Data items
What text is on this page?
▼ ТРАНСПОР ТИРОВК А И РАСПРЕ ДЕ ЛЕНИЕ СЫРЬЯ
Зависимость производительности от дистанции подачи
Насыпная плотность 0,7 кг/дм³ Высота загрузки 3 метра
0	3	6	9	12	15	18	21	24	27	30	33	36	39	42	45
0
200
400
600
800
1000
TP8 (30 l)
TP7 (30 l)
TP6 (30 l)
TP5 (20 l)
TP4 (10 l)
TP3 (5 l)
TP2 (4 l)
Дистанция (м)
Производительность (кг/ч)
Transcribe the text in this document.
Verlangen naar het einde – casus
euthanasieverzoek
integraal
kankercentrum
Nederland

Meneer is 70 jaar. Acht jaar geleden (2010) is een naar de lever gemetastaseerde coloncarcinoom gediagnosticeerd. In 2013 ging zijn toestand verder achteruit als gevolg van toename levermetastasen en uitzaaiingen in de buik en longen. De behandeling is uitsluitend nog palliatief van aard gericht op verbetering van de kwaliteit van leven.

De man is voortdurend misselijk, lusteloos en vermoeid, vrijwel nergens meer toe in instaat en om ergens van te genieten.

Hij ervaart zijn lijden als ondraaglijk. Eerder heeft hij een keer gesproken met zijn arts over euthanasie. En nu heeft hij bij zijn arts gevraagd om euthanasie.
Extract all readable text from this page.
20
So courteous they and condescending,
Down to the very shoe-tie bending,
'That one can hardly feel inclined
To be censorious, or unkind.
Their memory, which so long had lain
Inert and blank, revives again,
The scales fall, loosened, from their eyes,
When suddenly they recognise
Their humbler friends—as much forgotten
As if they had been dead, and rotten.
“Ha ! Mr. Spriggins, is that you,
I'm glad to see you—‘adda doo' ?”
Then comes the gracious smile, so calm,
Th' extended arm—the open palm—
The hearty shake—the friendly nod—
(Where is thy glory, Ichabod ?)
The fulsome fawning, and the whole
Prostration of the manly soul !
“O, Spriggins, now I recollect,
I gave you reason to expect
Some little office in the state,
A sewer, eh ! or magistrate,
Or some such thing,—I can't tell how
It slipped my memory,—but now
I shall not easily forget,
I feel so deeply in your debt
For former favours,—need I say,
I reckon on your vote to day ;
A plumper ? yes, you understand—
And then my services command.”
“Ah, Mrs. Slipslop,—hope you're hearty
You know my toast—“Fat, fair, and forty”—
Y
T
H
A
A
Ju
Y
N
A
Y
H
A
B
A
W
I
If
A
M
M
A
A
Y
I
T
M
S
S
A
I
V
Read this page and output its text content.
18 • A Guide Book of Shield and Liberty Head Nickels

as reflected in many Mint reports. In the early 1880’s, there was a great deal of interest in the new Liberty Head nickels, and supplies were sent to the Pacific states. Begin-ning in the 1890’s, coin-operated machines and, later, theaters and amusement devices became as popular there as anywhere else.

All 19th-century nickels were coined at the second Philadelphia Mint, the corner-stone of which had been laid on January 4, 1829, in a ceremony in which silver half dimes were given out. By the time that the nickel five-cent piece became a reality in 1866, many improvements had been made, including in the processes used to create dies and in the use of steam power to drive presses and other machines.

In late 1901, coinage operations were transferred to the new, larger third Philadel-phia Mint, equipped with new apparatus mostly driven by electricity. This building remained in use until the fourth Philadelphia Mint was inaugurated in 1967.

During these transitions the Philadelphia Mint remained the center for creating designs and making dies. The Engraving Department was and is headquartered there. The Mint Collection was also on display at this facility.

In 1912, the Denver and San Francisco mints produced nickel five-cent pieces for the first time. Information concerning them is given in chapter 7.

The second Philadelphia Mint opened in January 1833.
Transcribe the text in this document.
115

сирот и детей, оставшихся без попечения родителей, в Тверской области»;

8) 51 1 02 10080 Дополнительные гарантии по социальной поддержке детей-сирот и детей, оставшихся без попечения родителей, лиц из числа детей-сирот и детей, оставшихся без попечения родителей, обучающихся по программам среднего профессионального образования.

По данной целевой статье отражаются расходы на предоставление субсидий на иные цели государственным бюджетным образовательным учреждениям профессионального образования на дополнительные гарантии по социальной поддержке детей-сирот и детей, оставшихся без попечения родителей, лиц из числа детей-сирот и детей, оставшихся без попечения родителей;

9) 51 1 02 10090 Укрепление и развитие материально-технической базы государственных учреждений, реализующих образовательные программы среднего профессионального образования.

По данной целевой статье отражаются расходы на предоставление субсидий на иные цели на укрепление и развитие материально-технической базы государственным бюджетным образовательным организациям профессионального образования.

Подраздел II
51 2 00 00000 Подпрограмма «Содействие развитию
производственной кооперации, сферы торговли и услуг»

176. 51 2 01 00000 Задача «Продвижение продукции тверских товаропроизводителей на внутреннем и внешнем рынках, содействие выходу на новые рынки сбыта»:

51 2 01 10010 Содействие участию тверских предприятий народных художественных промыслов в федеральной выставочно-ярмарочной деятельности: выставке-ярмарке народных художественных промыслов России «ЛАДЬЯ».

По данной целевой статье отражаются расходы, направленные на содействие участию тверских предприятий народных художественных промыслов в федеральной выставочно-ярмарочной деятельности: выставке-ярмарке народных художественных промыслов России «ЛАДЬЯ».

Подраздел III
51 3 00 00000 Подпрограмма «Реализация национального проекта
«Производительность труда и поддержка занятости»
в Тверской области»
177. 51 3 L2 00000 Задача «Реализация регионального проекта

* **What is being asked**: Once more, set down the full listing, verbatim.

* **Written solution**:
What text is on this page?
▼ ТРАНСПОР ТИРОВК А И РАСПРЕ ДЕ ЛЕНИЕ СЫРЬЯ
Зависимость производительности от дистанции подачи
Насыпная плотность 0,7 кг/дм³ Высота загрузки 3 метра
0	3	6	9	12	15	18	21	24	27	30	33	36	39	42	45
0
200
400
600
800
1000
TP8 (30 l)
TP7 (30 l)
TP6 (30 l)
TP5 (20 l)
TP4 (10 l)
TP3 (5 l)
TP2 (4 l)
Дистанция (м)
Производительность (кг/ч)
Transcribe the text in this document.
Verlangen naar het einde – casus
euthanasieverzoek
integraal
kankercentrum
Nederland

Meneer is 70 jaar. Acht jaar geleden (2010) is een naar de lever gemetastaseerde coloncarcinoom gediagnosticeerd. In 2013 ging zijn toestand verder achteruit als gevolg van toename levermetastasen en uitzaaiingen in de buik en longen. De behandeling is uitsluitend nog palliatief van aard gericht op verbetering van de kwaliteit van leven.

De man is voortdurend misselijk, lusteloos en vermoeid, vrijwel nergens meer toe in instaat en om ergens van te genieten.

Hij ervaart zijn lijden als ondraaglijk. Eerder heeft hij een keer gesproken met zijn arts over euthanasie. En nu heeft hij bij zijn arts gevraagd om euthanasie.
Extract all readable text from this page.
20
So courteous they and condescending,
Down to the very shoe-tie bending,
'That one can hardly feel inclined
To be censorious, or unkind.
Their memory, which so long had lain
Inert and blank, revives again,
The scales fall, loosened, from their eyes,
When suddenly they recognise
Their humbler friends—as much forgotten
As if they had been dead, and rotten.
“Ha ! Mr. Spriggins, is that you,
I'm glad to see you—‘adda doo' ?”
Then comes the gracious smile, so calm,
Th' extended arm—the open palm—
The hearty shake—the friendly nod—
(Where is thy glory, Ichabod ?)
The fulsome fawning, and the whole
Prostration of the manly soul !
“O, Spriggins, now I recollect,
I gave you reason to expect
Some little office in the state,
A sewer, eh ! or magistrate,
Or some such thing,—I can't tell how
It slipped my memory,—but now
I shall not easily forget,
I feel so deeply in your debt
For former favours,—need I say,
I reckon on your vote to day ;
A plumper ? yes, you understand—
And then my services command.”
“Ah, Mrs. Slipslop,—hope you're hearty
You know my toast—“Fat, fair, and forty”—
Y
T
H
A
A
Ju
Y
N
A
Y
H
A
B
A
W
I
If
A
M
M
A
A
Y
I
T
M
S
S
A
I
V
Read this page and output its text content.
18 • A Guide Book of Shield and Liberty Head Nickels

as reflected in many Mint reports. In the early 1880’s, there was a great deal of interest in the new Liberty Head nickels, and supplies were sent to the Pacific states. Begin-ning in the 1890’s, coin-operated machines and, later, theaters and amusement devices became as popular there as anywhere else.

All 19th-century nickels were coined at the second Philadelphia Mint, the corner-stone of which had been laid on January 4, 1829, in a ceremony in which silver half dimes were given out. By the time that the nickel five-cent piece became a reality in 1866, many improvements had been made, including in the processes used to create dies and in the use of steam power to drive presses and other machines.

In late 1901, coinage operations were transferred to the new, larger third Philadel-phia Mint, equipped with new apparatus mostly driven by electricity. This building remained in use until the fourth Philadelphia Mint was inaugurated in 1967.

During these transitions the Philadelphia Mint remained the center for creating designs and making dies. The Engraving Department was and is headquartered there. The Mint Collection was also on display at this facility.

In 1912, the Denver and San Francisco mints produced nickel five-cent pieces for the first time. Information concerning them is given in chapter 7.

The second Philadelphia Mint opened in January 1833.
Transcribe the text in this document.
115

сирот и детей, оставшихся без попечения родителей, в Тверской области»;

8) 51 1 02 10080 Дополнительные гарантии по социальной поддержке детей-сирот и детей, оставшихся без попечения родителей, лиц из числа детей-сирот и детей, оставшихся без попечения родителей, обучающихся по программам среднего профессионального образования.

По данной целевой статье отражаются расходы на предоставление субсидий на иные цели государственным бюджетным образовательным учреждениям профессионального образования на дополнительные гарантии по социальной поддержке детей-сирот и детей, оставшихся без попечения родителей, лиц из числа детей-сирот и детей, оставшихся без попечения родителей;

9) 51 1 02 10090 Укрепление и развитие материально-технической базы государственных учреждений, реализующих образовательные программы среднего профессионального образования.

По данной целевой статье отражаются расходы на предоставление субсидий на иные цели на укрепление и развитие материально-технической базы государственным бюджетным образовательным организациям профессионального образования.

Подраздел II
51 2 00 00000 Подпрограмма «Содействие развитию
производственной кооперации, сферы торговли и услуг»

176. 51 2 01 00000 Задача «Продвижение продукции тверских товаропроизводителей на внутреннем и внешнем рынках, содействие выходу на новые рынки сбыта»:

51 2 01 10010 Содействие участию тверских предприятий народных художественных промыслов в федеральной выставочно-ярмарочной деятельности: выставке-ярмарке народных художественных промыслов России «ЛАДЬЯ».

По данной целевой статье отражаются расходы, направленные на содействие участию тверских предприятий народных художественных промыслов в федеральной выставочно-ярмарочной деятельности: выставке-ярмарке народных художественных промыслов России «ЛАДЬЯ».

Подраздел III
51 3 00 00000 Подпрограмма «Реализация национального проекта
«Производительность труда и поддержка занятости»
в Тверской области»
177. 51 3 L2 00000 Задача «Реализация регионального проекта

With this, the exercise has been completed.